**OBJECTIVE**
Pick out every line holding the string "your" and copy it.
─── INFORMATION SHOWN
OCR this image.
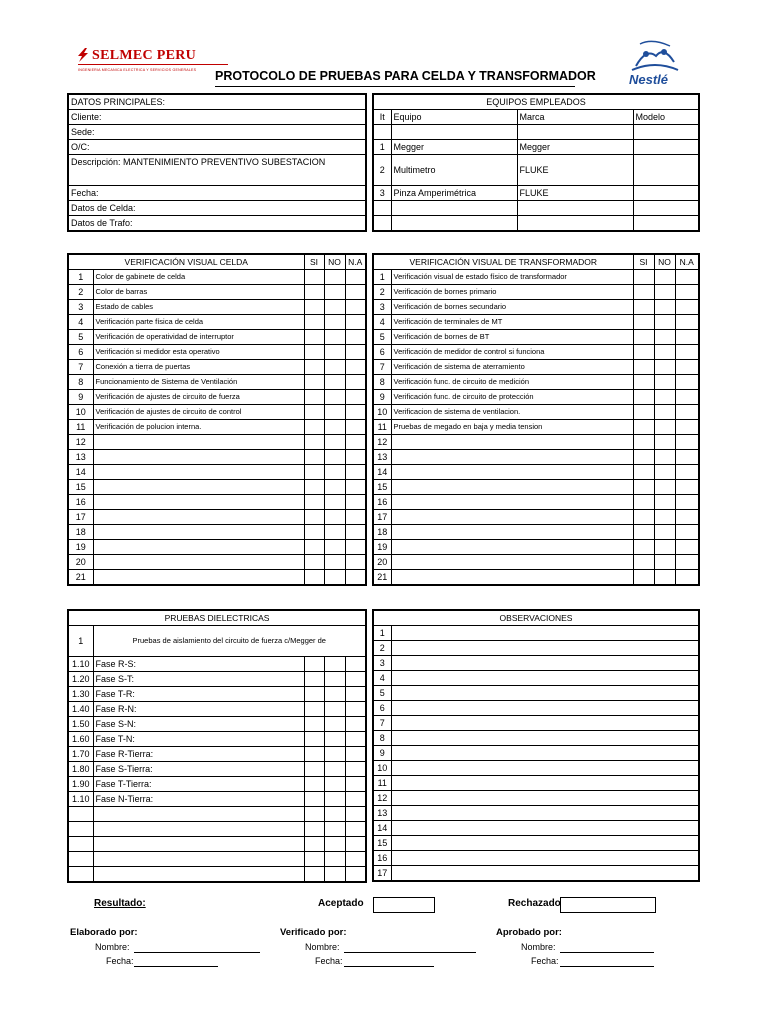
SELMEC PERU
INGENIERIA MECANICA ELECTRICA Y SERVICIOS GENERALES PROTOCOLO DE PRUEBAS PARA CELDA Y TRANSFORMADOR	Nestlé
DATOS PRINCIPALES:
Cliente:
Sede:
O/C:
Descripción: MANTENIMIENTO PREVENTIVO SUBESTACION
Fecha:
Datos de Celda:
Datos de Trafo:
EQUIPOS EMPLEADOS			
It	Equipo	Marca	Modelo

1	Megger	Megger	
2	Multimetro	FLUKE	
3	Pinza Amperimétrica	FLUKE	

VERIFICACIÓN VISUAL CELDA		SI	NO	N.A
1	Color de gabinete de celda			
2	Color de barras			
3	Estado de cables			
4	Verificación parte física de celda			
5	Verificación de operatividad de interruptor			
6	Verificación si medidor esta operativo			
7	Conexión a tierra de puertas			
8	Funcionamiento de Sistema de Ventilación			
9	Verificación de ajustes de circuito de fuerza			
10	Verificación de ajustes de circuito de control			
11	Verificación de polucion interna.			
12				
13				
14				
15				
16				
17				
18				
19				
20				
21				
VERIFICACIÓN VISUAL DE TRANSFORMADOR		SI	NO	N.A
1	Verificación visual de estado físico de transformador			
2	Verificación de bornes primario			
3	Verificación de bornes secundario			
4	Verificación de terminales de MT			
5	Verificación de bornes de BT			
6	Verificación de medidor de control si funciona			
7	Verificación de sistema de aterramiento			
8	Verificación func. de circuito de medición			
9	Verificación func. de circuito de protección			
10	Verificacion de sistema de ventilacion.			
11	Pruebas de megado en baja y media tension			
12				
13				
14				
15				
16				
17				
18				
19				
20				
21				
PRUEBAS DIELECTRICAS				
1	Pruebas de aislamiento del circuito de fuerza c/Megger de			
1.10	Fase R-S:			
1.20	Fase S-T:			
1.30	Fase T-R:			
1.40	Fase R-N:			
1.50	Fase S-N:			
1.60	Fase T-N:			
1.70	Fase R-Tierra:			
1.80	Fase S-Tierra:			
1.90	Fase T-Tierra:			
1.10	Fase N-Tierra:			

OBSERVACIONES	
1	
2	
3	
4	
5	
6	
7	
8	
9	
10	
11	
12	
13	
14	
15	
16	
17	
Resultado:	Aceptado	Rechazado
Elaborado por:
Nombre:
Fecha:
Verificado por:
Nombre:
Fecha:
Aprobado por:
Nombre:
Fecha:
──────
─── INFORMATION SHOWN
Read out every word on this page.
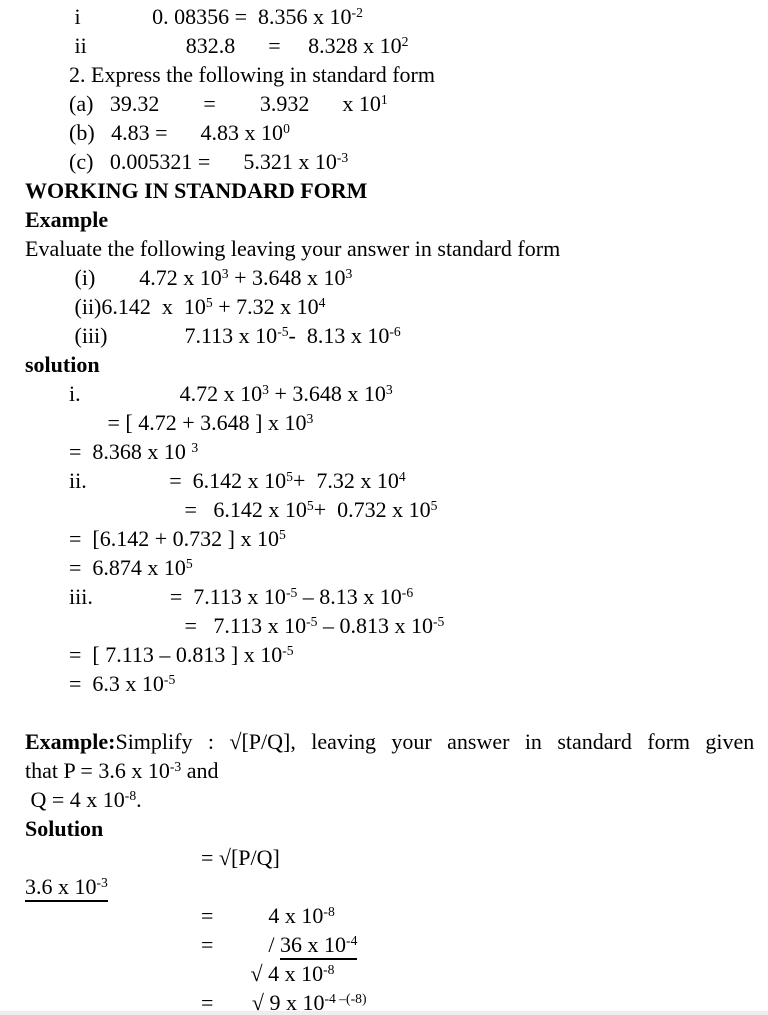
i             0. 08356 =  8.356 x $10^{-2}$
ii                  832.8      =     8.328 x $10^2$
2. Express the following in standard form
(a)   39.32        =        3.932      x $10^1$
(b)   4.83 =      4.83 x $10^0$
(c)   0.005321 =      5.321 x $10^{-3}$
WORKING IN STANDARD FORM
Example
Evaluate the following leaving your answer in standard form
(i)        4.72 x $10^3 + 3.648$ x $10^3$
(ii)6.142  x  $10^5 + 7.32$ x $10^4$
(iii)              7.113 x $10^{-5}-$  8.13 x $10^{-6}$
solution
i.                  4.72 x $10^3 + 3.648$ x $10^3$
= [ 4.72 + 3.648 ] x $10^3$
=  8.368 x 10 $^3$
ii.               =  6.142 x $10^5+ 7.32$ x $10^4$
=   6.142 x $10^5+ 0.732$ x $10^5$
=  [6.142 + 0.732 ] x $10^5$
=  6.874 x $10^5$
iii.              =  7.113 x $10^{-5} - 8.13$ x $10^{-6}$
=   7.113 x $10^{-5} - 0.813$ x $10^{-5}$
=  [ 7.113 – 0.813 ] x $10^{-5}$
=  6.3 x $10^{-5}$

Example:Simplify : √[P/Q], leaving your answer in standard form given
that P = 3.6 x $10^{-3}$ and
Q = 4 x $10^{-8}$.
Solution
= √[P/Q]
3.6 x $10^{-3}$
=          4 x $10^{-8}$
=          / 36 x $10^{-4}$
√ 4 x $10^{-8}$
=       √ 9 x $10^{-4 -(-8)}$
──────
─── INFORMATION SHOWN
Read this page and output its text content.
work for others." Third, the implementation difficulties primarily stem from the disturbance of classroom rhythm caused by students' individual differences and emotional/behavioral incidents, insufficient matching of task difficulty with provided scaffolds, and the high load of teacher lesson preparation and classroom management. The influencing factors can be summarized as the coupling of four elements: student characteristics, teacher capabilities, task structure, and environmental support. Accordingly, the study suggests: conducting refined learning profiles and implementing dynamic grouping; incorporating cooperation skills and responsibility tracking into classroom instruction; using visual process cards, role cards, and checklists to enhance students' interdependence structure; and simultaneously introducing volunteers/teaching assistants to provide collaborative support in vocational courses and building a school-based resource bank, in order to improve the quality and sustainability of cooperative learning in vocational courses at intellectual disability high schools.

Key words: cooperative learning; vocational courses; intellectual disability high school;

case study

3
──────
**OUTPUT BELOW**
Evaluate the following leaving your answer in standard form
Example:Simplify : √[P/Q], leaving your answer in standard form given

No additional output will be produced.